* [Your instructions]
Transcribe the material in full, exactly as written.

* [Material supplied]
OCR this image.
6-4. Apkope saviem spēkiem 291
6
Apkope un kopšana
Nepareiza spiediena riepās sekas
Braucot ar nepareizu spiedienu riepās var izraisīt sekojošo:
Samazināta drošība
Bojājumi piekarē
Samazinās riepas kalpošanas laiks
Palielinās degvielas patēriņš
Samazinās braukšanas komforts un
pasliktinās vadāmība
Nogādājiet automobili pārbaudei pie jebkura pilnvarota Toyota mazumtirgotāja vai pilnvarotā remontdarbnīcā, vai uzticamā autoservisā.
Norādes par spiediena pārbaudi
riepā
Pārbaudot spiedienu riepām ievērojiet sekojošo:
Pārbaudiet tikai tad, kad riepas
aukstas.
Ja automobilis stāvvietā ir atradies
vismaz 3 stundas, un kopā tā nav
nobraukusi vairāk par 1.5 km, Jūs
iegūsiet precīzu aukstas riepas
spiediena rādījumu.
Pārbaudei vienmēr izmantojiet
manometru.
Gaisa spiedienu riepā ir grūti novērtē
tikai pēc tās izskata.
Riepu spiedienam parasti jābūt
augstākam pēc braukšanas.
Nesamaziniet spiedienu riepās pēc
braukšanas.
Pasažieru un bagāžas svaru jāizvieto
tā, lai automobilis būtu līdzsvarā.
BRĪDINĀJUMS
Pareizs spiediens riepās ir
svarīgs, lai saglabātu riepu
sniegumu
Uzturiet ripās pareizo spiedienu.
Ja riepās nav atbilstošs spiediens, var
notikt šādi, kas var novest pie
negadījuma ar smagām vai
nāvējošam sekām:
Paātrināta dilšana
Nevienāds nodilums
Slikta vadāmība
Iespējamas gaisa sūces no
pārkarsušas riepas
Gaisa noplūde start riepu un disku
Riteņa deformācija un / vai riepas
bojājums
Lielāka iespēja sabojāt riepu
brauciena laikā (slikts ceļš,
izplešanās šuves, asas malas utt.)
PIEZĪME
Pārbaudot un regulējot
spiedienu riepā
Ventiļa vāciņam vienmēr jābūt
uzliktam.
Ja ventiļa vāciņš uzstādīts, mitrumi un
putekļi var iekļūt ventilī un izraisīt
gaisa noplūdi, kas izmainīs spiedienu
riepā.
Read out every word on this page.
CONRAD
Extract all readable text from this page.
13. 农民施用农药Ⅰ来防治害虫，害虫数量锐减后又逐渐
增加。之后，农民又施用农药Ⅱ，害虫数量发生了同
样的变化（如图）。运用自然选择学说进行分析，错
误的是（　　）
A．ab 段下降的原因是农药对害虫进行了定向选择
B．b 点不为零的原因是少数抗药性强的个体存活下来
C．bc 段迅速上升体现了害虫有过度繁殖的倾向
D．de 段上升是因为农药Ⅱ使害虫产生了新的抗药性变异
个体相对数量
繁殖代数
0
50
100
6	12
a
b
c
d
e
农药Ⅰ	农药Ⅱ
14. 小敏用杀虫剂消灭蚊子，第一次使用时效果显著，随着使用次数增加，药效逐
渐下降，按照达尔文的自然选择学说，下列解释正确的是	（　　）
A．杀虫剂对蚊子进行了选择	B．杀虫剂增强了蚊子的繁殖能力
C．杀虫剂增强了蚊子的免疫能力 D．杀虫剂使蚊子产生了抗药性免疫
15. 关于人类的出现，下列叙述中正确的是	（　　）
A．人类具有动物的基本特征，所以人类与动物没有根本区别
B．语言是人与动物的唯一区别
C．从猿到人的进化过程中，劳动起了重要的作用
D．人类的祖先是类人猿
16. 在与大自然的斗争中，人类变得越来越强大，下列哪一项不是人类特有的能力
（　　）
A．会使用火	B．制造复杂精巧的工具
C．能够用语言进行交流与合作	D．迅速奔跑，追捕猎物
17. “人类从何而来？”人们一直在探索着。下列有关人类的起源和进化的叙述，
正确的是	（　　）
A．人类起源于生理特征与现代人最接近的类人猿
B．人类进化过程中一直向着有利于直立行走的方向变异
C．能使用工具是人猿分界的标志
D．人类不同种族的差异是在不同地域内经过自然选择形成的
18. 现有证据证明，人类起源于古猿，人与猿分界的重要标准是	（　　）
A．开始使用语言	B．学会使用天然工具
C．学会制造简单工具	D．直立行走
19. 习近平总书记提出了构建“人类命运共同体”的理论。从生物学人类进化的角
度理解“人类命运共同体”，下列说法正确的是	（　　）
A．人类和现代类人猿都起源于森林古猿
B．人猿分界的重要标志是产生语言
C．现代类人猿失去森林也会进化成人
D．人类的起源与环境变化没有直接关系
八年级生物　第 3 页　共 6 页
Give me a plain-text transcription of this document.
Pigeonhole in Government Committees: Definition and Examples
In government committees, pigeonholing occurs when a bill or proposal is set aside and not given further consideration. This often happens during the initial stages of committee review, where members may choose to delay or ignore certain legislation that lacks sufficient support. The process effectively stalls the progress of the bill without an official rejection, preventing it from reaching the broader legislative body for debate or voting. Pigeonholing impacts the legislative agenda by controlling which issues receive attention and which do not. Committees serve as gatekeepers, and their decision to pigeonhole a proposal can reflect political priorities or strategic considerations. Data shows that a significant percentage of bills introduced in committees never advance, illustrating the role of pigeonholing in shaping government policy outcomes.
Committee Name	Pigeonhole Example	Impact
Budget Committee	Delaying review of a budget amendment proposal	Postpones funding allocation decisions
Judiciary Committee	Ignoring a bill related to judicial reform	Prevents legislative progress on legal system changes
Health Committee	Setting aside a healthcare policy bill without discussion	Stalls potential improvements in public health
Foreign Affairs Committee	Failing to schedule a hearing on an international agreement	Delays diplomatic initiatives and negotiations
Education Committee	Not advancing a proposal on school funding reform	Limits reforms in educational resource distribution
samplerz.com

* [Completed exercise]
OCR this image.
6-4. Apkope saviem spēkiem 291
6
Apkope un kopšana
Nepareiza spiediena riepās sekas
Braucot ar nepareizu spiedienu riepās var izraisīt sekojošo:
Samazināta drošība
Bojājumi piekarē
Samazinās riepas kalpošanas laiks
Palielinās degvielas patēriņš
Samazinās braukšanas komforts un
pasliktinās vadāmība
Nogādājiet automobili pārbaudei pie jebkura pilnvarota Toyota mazumtirgotāja vai pilnvarotā remontdarbnīcā, vai uzticamā autoservisā.
Norādes par spiediena pārbaudi
riepā
Pārbaudot spiedienu riepām ievērojiet sekojošo:
Pārbaudiet tikai tad, kad riepas
aukstas.
Ja automobilis stāvvietā ir atradies
vismaz 3 stundas, un kopā tā nav
nobraukusi vairāk par 1.5 km, Jūs
iegūsiet precīzu aukstas riepas
spiediena rādījumu.
Pārbaudei vienmēr izmantojiet
manometru.
Gaisa spiedienu riepā ir grūti novērtē
tikai pēc tās izskata.
Riepu spiedienam parasti jābūt
augstākam pēc braukšanas.
Nesamaziniet spiedienu riepās pēc
braukšanas.
Pasažieru un bagāžas svaru jāizvieto
tā, lai automobilis būtu līdzsvarā.
BRĪDINĀJUMS
Pareizs spiediens riepās ir
svarīgs, lai saglabātu riepu
sniegumu
Uzturiet ripās pareizo spiedienu.
Ja riepās nav atbilstošs spiediens, var
notikt šādi, kas var novest pie
negadījuma ar smagām vai
nāvējošam sekām:
Paātrināta dilšana
Nevienāds nodilums
Slikta vadāmība
Iespējamas gaisa sūces no
pārkarsušas riepas
Gaisa noplūde start riepu un disku
Riteņa deformācija un / vai riepas
bojājums
Lielāka iespēja sabojāt riepu
brauciena laikā (slikts ceļš,
izplešanās šuves, asas malas utt.)
PIEZĪME
Pārbaudot un regulējot
spiedienu riepā
Ventiļa vāciņam vienmēr jābūt
uzliktam.
Ja ventiļa vāciņš uzstādīts, mitrumi un
putekļi var iekļūt ventilī un izraisīt
gaisa noplūdi, kas izmainīs spiedienu
riepā.
Read out every word on this page.
CONRAD
Extract all readable text from this page.
13. 农民施用农药Ⅰ来防治害虫，害虫数量锐减后又逐渐
增加。之后，农民又施用农药Ⅱ，害虫数量发生了同
样的变化（如图）。运用自然选择学说进行分析，错
误的是（　　）
A．ab 段下降的原因是农药对害虫进行了定向选择
B．b 点不为零的原因是少数抗药性强的个体存活下来
C．bc 段迅速上升体现了害虫有过度繁殖的倾向
D．de 段上升是因为农药Ⅱ使害虫产生了新的抗药性变异
个体相对数量
繁殖代数
0
50
100
6	12
a
b
c
d
e
农药Ⅰ	农药Ⅱ
14. 小敏用杀虫剂消灭蚊子，第一次使用时效果显著，随着使用次数增加，药效逐
渐下降，按照达尔文的自然选择学说，下列解释正确的是	（　　）
A．杀虫剂对蚊子进行了选择	B．杀虫剂增强了蚊子的繁殖能力
C．杀虫剂增强了蚊子的免疫能力 D．杀虫剂使蚊子产生了抗药性免疫
15. 关于人类的出现，下列叙述中正确的是	（　　）
A．人类具有动物的基本特征，所以人类与动物没有根本区别
B．语言是人与动物的唯一区别
C．从猿到人的进化过程中，劳动起了重要的作用
D．人类的祖先是类人猿
16. 在与大自然的斗争中，人类变得越来越强大，下列哪一项不是人类特有的能力
（　　）
A．会使用火	B．制造复杂精巧的工具
C．能够用语言进行交流与合作	D．迅速奔跑，追捕猎物
17. “人类从何而来？”人们一直在探索着。下列有关人类的起源和进化的叙述，
正确的是	（　　）
A．人类起源于生理特征与现代人最接近的类人猿
B．人类进化过程中一直向着有利于直立行走的方向变异
C．能使用工具是人猿分界的标志
D．人类不同种族的差异是在不同地域内经过自然选择形成的
18. 现有证据证明，人类起源于古猿，人与猿分界的重要标准是	（　　）
A．开始使用语言	B．学会使用天然工具
C．学会制造简单工具	D．直立行走
19. 习近平总书记提出了构建“人类命运共同体”的理论。从生物学人类进化的角
度理解“人类命运共同体”，下列说法正确的是	（　　）
A．人类和现代类人猿都起源于森林古猿
B．人猿分界的重要标志是产生语言
C．现代类人猿失去森林也会进化成人
D．人类的起源与环境变化没有直接关系
八年级生物　第 3 页　共 6 页
Give me a plain-text transcription of this document.
Pigeonhole in Government Committees: Definition and Examples
In government committees, pigeonholing occurs when a bill or proposal is set aside and not given further consideration. This often happens during the initial stages of committee review, where members may choose to delay or ignore certain legislation that lacks sufficient support. The process effectively stalls the progress of the bill without an official rejection, preventing it from reaching the broader legislative body for debate or voting. Pigeonholing impacts the legislative agenda by controlling which issues receive attention and which do not. Committees serve as gatekeepers, and their decision to pigeonhole a proposal can reflect political priorities or strategic considerations. Data shows that a significant percentage of bills introduced in committees never advance, illustrating the role of pigeonholing in shaping government policy outcomes.
Committee Name	Pigeonhole Example	Impact
Budget Committee	Delaying review of a budget amendment proposal	Postpones funding allocation decisions
Judiciary Committee	Ignoring a bill related to judicial reform	Prevents legislative progress on legal system changes
Health Committee	Setting aside a healthcare policy bill without discussion	Stalls potential improvements in public health
Foreign Affairs Committee	Failing to schedule a hearing on an international agreement	Delays diplomatic initiatives and negotiations
Education Committee	Not advancing a proposal on school funding reform	Limits reforms in educational resource distribution
samplerz.com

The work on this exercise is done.